Given data →

# # # # # # #

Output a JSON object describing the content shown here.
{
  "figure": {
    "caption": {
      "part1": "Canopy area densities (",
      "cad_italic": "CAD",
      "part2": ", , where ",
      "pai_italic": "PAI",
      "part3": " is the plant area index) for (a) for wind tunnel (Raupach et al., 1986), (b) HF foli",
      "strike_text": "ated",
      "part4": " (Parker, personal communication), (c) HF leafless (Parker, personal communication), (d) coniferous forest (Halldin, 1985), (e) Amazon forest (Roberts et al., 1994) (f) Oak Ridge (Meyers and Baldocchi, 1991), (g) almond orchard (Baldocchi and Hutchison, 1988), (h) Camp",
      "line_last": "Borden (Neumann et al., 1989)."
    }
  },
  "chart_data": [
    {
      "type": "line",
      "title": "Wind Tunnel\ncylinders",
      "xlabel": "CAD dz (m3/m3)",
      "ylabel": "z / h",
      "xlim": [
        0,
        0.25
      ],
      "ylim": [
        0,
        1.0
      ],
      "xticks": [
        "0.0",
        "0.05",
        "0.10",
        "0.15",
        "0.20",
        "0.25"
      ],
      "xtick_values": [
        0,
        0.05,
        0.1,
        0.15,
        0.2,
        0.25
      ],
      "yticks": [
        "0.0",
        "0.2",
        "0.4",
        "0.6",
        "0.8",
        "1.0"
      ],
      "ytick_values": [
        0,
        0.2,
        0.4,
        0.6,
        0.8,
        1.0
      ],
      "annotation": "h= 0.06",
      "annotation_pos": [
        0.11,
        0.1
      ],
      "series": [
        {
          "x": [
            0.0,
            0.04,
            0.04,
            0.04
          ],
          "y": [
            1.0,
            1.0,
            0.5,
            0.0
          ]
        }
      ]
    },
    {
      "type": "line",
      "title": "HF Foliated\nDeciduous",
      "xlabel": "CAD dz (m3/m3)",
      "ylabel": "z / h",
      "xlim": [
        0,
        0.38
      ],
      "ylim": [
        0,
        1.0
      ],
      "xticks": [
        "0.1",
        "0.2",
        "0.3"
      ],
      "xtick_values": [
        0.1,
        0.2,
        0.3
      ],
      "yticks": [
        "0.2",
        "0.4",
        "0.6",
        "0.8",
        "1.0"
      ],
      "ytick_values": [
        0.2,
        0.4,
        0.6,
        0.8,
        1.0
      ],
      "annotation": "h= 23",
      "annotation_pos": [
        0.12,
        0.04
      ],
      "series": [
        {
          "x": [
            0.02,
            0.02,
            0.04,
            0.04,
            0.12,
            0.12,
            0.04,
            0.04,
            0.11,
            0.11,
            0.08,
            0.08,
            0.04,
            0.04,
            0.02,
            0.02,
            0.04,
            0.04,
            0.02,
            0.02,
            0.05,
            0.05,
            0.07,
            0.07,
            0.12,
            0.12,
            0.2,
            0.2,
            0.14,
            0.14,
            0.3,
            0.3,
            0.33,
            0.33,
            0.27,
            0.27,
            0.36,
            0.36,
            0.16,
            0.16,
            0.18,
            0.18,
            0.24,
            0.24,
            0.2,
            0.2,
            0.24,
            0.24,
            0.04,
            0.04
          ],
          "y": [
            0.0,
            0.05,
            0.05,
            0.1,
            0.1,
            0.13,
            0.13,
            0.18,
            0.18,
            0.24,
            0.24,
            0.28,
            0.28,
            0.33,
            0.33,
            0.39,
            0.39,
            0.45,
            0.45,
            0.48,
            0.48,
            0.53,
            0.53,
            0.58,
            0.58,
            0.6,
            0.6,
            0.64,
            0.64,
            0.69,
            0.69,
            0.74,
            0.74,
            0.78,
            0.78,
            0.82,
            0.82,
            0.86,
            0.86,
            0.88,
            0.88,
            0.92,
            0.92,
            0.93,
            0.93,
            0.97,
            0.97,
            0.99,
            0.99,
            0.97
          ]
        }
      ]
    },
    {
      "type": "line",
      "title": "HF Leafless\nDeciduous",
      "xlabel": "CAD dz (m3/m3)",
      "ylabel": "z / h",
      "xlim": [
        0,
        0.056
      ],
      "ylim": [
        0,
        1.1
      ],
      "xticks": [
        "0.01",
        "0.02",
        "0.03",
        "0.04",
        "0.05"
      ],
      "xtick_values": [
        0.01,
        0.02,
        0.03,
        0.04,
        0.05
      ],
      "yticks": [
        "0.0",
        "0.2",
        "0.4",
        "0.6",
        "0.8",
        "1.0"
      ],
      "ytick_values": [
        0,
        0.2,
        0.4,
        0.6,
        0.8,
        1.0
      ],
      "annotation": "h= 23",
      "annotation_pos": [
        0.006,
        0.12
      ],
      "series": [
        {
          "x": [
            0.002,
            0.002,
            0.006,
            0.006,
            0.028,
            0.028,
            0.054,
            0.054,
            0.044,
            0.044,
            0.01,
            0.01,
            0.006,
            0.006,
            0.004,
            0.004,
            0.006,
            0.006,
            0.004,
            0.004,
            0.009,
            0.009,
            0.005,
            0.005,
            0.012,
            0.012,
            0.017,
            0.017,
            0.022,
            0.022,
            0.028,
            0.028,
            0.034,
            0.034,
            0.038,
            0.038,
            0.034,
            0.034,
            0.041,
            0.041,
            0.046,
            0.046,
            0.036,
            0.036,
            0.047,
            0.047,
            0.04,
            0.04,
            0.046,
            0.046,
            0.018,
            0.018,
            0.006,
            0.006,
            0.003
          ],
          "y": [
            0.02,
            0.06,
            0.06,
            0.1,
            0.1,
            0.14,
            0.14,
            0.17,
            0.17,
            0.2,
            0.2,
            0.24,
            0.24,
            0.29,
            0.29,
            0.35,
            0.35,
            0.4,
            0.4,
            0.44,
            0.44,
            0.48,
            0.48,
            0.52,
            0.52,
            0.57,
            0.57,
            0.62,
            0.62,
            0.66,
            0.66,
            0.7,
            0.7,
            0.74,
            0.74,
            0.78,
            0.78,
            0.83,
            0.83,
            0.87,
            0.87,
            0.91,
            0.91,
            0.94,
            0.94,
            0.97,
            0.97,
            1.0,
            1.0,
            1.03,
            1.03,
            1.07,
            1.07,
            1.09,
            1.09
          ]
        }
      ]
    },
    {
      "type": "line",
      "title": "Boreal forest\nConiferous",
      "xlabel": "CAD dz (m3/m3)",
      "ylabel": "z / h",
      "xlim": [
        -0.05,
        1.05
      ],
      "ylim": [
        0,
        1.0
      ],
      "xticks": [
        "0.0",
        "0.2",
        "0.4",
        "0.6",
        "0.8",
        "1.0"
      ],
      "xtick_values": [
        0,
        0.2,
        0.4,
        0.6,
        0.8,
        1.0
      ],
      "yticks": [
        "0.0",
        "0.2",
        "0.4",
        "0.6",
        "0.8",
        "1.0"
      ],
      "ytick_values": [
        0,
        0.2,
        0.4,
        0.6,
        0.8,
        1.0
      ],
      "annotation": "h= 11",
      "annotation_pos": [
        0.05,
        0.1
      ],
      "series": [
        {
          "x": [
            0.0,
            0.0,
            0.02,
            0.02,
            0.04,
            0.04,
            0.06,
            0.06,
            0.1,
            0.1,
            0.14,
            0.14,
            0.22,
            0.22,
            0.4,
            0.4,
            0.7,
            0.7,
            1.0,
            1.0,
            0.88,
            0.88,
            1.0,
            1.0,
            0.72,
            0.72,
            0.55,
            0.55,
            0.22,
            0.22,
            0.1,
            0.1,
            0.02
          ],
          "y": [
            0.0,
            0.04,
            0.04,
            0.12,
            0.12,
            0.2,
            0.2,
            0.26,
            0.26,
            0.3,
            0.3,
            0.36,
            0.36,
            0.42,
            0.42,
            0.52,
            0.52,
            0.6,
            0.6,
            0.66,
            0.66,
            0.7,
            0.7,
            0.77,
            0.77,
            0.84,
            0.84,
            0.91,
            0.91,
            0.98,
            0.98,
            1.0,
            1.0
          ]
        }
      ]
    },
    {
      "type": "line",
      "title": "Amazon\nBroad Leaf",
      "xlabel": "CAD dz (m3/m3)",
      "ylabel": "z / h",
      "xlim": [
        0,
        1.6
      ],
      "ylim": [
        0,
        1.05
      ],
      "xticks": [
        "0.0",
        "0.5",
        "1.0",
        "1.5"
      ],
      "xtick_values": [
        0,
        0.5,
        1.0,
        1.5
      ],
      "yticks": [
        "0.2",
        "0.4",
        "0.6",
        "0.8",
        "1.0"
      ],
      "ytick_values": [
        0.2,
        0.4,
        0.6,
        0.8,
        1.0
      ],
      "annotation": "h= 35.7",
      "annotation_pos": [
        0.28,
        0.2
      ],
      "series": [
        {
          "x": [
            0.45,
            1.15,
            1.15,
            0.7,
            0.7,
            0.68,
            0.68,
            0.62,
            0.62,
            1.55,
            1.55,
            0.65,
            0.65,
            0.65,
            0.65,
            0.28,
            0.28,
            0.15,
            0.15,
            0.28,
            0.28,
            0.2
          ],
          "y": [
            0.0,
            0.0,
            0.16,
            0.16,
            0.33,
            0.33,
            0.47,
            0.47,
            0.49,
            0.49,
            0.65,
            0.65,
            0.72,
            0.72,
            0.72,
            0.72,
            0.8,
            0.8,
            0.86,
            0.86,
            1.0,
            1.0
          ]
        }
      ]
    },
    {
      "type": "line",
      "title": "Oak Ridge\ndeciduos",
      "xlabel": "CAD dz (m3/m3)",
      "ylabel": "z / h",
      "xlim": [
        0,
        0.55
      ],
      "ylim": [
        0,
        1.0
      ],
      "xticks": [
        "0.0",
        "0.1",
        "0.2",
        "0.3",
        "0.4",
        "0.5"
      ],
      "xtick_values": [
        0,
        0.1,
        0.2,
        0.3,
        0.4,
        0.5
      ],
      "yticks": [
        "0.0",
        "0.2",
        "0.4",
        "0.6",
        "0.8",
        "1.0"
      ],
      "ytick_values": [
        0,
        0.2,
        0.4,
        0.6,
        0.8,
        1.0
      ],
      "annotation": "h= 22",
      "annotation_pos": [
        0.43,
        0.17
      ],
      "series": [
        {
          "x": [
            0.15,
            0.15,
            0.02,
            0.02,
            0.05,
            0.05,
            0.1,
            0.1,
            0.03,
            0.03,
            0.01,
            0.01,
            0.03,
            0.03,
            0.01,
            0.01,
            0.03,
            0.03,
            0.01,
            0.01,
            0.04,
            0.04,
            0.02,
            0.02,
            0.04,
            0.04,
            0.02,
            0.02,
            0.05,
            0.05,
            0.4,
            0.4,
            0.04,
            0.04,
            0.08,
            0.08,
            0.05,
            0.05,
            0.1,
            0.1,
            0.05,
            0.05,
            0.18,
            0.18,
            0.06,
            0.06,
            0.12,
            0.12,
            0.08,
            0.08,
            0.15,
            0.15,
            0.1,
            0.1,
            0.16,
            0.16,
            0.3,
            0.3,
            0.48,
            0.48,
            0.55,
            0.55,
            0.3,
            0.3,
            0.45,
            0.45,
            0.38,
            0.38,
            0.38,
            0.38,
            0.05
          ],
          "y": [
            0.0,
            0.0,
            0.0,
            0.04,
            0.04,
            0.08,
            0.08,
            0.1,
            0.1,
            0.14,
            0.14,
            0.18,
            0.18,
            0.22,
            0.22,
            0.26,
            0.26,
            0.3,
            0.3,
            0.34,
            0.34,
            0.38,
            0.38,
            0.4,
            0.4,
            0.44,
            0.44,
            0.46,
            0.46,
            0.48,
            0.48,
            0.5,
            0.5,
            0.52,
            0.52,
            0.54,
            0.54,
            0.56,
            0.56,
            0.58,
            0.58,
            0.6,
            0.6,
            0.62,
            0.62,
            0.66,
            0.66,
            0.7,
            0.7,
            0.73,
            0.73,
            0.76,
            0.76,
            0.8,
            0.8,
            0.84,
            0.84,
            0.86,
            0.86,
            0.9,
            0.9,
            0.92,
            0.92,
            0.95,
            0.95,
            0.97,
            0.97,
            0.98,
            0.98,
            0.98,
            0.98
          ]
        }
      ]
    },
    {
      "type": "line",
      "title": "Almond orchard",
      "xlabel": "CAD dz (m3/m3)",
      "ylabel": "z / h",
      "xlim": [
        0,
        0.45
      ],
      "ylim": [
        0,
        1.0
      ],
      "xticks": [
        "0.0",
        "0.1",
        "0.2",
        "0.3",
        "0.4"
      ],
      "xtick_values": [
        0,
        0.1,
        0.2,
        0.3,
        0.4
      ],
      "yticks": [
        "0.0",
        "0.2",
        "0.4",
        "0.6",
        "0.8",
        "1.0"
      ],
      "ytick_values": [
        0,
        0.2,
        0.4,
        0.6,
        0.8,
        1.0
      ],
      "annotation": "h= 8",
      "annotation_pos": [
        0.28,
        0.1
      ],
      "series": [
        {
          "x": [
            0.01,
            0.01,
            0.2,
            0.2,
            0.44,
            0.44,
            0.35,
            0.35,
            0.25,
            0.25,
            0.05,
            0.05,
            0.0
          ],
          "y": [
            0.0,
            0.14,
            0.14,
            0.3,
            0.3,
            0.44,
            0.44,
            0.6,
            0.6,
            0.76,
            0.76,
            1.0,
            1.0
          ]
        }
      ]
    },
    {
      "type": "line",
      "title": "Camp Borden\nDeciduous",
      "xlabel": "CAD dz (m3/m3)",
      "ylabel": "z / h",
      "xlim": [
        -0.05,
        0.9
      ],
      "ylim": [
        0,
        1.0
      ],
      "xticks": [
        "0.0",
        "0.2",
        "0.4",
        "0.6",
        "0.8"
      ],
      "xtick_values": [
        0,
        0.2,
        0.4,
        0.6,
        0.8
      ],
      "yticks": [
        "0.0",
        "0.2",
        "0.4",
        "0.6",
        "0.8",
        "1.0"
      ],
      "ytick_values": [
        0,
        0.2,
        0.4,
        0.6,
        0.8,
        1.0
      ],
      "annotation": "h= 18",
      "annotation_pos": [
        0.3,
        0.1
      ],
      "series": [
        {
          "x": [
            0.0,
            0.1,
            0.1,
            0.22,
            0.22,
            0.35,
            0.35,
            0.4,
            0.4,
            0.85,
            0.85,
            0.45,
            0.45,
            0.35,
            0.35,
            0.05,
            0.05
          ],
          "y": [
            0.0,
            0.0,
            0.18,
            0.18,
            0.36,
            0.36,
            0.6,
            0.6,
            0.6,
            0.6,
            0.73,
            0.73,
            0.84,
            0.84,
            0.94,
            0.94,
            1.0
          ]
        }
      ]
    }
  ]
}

# # # # # # #

Your goal →
Copy out the lines that hold "nDeciduous".

Solution to this problem →
      "title": "HF Foliated\nDeciduous",
      "title": "HF Leafless\nDeciduous",
      "title": "Camp Borden\nDeciduous",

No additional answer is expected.